## begin Extracted information

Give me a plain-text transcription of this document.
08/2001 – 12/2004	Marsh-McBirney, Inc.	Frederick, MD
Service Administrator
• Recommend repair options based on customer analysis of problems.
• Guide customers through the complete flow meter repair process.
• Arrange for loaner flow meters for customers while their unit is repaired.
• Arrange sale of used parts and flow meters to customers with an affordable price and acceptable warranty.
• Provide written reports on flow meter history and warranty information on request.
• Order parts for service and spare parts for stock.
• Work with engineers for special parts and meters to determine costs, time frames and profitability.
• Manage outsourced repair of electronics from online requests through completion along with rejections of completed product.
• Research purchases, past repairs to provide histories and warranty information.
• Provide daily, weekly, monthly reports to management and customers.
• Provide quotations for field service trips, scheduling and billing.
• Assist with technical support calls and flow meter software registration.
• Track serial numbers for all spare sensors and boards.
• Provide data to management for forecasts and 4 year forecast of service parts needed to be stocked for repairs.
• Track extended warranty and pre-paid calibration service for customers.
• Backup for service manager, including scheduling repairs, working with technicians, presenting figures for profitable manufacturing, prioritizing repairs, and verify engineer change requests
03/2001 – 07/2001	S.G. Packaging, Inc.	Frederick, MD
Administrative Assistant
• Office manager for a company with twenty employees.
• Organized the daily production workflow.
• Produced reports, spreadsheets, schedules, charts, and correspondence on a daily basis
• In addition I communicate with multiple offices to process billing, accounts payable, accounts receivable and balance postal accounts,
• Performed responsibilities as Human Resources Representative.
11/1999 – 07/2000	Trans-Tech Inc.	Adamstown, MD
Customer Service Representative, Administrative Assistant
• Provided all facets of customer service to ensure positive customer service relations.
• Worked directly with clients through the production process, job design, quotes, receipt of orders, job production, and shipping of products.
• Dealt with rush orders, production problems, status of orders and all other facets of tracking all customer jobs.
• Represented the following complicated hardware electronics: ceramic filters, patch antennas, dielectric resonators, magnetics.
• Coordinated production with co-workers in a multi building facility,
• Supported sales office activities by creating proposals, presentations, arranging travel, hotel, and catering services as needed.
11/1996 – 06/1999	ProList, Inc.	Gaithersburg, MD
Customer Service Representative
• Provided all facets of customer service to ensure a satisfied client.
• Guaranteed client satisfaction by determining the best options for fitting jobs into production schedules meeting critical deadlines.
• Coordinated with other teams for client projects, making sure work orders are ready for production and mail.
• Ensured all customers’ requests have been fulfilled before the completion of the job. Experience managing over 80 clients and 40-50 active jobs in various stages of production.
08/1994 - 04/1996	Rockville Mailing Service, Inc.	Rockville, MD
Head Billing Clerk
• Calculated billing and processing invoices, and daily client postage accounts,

## end Extracted information

Look through the entries and find each line that has the string "daily". Copy those lines.

• Provide daily, weekly, monthly reports to management and customers.
• Organized the daily production workflow.
• Produced reports, spreadsheets, schedules, charts, and correspondence on a daily basis
• Calculated billing and processing invoices, and daily client postage accounts,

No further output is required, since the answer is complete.